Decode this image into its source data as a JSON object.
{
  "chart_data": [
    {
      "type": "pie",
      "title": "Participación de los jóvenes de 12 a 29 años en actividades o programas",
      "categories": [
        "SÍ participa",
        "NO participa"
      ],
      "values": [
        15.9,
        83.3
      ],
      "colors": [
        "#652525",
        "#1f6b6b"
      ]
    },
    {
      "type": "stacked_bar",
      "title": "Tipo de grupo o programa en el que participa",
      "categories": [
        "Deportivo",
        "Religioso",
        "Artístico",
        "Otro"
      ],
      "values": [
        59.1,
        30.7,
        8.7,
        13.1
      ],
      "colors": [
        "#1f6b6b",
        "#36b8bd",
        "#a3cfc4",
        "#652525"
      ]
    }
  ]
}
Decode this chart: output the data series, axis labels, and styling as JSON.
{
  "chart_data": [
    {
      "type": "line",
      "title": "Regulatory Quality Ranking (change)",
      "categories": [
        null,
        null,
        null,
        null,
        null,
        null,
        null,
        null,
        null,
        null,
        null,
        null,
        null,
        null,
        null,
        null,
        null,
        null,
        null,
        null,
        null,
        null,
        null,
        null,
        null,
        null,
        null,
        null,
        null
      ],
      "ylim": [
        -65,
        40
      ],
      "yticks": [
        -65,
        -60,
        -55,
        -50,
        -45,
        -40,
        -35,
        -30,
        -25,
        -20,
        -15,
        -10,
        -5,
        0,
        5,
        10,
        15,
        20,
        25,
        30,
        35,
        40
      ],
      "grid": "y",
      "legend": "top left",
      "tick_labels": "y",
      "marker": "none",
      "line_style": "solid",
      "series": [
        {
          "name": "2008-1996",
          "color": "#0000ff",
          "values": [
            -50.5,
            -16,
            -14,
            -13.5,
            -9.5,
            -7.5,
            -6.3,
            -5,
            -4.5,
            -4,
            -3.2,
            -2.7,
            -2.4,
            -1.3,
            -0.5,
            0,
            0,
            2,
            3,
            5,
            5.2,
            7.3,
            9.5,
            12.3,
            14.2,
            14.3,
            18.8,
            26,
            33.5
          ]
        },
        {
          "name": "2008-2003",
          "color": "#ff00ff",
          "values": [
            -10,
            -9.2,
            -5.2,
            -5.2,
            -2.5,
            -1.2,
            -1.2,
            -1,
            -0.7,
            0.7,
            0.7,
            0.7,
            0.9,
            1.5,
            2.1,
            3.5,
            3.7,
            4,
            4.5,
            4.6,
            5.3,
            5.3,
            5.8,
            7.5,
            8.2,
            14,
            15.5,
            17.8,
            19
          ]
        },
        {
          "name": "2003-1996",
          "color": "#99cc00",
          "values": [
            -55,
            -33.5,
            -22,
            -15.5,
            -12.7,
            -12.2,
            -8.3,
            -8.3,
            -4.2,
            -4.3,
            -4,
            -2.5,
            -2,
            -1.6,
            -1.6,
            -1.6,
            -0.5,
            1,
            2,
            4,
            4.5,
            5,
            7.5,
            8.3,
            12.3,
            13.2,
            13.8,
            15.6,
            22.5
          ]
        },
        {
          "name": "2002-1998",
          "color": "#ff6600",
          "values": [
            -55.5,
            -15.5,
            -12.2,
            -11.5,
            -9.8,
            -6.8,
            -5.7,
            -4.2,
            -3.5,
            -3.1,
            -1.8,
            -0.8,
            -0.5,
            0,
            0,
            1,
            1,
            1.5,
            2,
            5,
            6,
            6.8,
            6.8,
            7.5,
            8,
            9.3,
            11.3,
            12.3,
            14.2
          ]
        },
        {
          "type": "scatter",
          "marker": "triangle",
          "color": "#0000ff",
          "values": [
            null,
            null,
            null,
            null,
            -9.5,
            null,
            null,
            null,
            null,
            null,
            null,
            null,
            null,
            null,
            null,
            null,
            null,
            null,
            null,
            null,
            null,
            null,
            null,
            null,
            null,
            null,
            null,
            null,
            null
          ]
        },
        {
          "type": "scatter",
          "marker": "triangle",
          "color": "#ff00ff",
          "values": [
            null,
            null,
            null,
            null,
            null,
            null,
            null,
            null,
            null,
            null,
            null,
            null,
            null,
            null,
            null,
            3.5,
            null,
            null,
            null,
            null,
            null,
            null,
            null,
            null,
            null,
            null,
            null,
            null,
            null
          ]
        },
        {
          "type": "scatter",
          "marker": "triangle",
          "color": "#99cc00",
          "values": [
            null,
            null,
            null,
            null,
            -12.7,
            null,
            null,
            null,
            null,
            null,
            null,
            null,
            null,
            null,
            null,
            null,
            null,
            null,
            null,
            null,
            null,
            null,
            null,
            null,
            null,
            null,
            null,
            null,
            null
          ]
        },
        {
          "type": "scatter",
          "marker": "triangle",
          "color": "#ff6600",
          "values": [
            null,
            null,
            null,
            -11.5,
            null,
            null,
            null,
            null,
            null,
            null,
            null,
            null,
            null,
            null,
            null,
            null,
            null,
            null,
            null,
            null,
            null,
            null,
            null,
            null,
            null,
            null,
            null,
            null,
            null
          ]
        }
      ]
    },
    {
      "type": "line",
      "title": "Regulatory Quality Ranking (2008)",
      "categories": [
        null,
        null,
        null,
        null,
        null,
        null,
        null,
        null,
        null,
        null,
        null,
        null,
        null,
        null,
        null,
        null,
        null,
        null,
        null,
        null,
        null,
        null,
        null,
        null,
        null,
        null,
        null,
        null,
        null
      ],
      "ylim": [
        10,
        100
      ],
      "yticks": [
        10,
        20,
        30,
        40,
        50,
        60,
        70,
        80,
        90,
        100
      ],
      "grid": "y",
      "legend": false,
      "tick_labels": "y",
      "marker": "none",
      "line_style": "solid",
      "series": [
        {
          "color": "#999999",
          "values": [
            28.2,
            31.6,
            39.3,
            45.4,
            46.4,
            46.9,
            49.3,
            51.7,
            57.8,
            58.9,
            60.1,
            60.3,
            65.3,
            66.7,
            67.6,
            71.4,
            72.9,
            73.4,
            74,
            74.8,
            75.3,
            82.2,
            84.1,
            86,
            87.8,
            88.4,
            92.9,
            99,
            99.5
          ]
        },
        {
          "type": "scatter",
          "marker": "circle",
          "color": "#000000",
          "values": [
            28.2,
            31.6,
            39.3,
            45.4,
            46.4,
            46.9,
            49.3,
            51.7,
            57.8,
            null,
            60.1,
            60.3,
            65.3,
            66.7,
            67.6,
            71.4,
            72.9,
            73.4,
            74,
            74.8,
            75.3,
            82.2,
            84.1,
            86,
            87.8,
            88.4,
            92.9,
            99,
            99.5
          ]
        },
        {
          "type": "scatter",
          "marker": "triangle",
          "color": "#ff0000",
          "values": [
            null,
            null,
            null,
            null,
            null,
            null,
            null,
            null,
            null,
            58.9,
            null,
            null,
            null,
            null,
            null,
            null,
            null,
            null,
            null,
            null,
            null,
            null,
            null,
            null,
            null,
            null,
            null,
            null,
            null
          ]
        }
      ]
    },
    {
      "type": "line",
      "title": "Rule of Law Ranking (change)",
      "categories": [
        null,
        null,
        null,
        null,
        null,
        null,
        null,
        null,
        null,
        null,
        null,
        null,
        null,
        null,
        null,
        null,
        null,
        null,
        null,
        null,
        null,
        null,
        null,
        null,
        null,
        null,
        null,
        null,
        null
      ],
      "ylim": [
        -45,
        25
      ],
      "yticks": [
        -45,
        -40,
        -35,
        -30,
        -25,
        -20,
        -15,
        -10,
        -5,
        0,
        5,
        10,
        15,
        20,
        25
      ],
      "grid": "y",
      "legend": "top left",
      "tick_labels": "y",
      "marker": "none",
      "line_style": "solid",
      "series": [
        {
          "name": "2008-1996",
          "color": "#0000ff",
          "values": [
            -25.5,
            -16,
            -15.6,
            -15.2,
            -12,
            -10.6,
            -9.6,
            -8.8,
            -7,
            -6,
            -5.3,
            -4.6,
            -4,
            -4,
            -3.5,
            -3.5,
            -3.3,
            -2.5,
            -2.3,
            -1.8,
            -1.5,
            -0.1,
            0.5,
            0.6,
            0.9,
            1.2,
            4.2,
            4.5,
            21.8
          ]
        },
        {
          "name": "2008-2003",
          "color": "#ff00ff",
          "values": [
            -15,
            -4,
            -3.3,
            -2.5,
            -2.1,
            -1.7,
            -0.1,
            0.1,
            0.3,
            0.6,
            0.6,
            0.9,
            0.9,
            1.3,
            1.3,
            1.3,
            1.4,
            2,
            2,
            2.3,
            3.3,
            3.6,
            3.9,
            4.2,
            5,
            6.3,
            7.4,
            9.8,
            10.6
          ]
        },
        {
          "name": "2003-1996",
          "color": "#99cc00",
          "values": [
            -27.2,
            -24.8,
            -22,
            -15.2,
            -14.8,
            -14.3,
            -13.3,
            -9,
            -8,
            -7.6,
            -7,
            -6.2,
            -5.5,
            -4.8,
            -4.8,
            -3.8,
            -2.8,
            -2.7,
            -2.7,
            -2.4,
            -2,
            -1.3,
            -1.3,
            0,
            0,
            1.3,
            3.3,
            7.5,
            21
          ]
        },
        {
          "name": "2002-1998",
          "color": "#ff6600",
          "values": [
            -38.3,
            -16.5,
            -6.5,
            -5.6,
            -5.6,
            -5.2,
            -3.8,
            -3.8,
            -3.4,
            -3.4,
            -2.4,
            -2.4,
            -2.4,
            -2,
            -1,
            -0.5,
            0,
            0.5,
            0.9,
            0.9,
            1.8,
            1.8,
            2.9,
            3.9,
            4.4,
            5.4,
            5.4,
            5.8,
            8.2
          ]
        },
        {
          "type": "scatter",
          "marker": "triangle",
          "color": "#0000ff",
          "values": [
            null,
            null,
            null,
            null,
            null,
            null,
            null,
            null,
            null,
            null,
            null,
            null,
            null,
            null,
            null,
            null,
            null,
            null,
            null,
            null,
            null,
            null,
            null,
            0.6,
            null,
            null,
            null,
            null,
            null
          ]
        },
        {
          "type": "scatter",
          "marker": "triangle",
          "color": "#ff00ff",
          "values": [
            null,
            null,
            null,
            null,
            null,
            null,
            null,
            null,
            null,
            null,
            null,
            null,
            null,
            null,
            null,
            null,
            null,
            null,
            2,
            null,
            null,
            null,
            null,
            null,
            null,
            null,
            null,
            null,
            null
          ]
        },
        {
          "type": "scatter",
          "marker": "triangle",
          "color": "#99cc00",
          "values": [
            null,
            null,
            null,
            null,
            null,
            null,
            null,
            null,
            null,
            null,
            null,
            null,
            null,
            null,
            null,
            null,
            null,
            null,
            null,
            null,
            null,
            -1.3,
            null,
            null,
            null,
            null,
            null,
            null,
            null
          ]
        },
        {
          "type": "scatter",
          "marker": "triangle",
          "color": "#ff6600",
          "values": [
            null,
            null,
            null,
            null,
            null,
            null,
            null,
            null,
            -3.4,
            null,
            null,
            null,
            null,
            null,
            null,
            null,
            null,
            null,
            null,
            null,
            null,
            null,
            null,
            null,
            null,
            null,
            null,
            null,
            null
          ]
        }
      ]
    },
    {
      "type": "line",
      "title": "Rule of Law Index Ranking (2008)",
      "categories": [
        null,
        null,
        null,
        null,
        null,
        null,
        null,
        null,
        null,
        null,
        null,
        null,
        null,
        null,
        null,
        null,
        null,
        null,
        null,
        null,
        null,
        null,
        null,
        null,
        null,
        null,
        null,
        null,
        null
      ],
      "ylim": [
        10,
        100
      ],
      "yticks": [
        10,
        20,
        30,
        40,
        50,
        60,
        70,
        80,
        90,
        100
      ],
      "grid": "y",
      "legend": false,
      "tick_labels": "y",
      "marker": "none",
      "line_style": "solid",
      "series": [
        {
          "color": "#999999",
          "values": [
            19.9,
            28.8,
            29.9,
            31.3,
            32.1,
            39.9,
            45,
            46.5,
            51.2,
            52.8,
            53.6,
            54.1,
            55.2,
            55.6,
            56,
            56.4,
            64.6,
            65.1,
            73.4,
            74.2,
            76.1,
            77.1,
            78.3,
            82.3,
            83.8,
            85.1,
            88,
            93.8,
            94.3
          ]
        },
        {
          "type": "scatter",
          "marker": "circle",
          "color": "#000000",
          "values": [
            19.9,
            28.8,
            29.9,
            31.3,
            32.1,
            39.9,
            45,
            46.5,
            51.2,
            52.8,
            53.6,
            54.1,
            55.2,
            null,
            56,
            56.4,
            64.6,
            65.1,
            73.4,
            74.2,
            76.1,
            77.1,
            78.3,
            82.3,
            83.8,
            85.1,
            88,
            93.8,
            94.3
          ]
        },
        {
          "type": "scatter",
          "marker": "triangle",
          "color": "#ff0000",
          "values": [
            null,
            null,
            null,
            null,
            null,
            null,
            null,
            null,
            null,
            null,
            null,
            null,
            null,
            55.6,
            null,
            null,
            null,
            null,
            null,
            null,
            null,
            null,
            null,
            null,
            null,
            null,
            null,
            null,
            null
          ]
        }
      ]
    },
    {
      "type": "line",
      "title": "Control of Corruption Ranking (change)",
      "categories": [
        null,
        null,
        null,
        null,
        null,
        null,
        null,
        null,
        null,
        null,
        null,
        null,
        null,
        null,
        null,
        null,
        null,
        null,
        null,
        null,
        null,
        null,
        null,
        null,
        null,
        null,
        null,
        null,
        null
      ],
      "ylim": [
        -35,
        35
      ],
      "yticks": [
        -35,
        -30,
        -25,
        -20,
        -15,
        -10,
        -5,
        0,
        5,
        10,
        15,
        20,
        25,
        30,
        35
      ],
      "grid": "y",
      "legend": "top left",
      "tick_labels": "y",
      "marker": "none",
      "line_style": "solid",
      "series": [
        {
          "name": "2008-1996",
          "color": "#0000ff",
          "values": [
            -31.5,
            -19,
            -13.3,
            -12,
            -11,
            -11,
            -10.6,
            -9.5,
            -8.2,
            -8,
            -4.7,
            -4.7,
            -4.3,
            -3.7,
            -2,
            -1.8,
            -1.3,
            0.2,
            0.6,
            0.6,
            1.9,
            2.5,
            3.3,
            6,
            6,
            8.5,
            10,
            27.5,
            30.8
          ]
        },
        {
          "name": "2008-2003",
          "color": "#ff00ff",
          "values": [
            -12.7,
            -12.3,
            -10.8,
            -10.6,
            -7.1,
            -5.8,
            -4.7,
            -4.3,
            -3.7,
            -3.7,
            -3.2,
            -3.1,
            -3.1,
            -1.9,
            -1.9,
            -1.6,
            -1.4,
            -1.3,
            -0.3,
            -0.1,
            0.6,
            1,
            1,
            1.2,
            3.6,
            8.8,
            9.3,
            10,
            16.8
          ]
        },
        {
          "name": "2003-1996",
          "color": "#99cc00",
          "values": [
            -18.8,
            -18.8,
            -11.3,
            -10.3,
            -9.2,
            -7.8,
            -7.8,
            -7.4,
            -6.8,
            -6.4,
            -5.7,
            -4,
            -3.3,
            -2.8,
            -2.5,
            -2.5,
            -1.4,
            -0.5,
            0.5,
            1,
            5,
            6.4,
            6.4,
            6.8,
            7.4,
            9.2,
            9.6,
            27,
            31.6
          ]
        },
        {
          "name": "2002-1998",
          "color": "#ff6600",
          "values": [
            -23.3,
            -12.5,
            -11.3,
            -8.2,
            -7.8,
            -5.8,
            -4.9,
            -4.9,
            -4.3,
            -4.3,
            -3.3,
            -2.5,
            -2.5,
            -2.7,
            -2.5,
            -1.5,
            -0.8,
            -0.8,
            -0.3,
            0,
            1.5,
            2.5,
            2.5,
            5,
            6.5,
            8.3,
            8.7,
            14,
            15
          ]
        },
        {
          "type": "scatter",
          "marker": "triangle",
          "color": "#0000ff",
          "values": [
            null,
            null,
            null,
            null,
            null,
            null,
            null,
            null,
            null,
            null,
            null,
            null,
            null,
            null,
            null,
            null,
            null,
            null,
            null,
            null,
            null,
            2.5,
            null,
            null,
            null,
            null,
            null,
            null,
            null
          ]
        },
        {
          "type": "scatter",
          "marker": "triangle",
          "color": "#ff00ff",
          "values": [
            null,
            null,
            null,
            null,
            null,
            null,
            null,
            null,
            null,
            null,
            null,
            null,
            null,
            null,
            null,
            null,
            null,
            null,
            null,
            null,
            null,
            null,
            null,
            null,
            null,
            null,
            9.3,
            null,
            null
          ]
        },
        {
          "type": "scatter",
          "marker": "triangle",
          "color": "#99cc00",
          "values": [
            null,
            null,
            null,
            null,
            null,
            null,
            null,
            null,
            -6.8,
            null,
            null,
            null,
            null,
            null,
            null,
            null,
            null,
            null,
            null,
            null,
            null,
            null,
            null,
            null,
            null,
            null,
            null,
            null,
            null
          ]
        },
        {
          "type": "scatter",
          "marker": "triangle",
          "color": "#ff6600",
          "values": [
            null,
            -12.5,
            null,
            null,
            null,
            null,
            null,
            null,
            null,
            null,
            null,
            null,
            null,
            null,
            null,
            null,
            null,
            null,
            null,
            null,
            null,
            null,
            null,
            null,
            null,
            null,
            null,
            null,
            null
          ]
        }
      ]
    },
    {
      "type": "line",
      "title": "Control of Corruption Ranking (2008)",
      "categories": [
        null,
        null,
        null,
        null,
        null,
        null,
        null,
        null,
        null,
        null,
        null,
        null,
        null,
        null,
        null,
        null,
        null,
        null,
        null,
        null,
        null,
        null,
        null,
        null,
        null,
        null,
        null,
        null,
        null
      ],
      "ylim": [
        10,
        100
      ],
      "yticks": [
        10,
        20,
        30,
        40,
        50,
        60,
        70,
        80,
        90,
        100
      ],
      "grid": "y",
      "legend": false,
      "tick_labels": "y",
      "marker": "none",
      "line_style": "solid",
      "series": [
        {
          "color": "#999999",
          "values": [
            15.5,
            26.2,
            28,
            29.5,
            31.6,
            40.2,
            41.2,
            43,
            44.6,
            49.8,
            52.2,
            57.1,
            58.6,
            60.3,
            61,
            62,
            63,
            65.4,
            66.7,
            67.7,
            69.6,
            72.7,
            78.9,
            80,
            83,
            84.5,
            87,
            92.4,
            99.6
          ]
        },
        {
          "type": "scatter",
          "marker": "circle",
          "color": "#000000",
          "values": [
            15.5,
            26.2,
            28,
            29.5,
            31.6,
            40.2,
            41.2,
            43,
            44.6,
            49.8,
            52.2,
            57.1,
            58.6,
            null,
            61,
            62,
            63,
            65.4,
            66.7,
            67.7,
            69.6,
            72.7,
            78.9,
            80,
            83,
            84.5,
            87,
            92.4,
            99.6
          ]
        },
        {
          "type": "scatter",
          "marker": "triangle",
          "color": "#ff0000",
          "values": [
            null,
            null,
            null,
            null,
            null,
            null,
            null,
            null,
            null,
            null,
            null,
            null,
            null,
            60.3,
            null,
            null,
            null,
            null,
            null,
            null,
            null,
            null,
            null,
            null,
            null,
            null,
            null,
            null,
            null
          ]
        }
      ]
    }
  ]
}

════

- **What to produce**: Return from the data every line that holds "change".

- **Answer to the exercise**:
      "title": "Regulatory Quality Ranking (change)",
      "title": "Rule of Law Ranking (change)",
      "title": "Control of Corruption Ranking (change)",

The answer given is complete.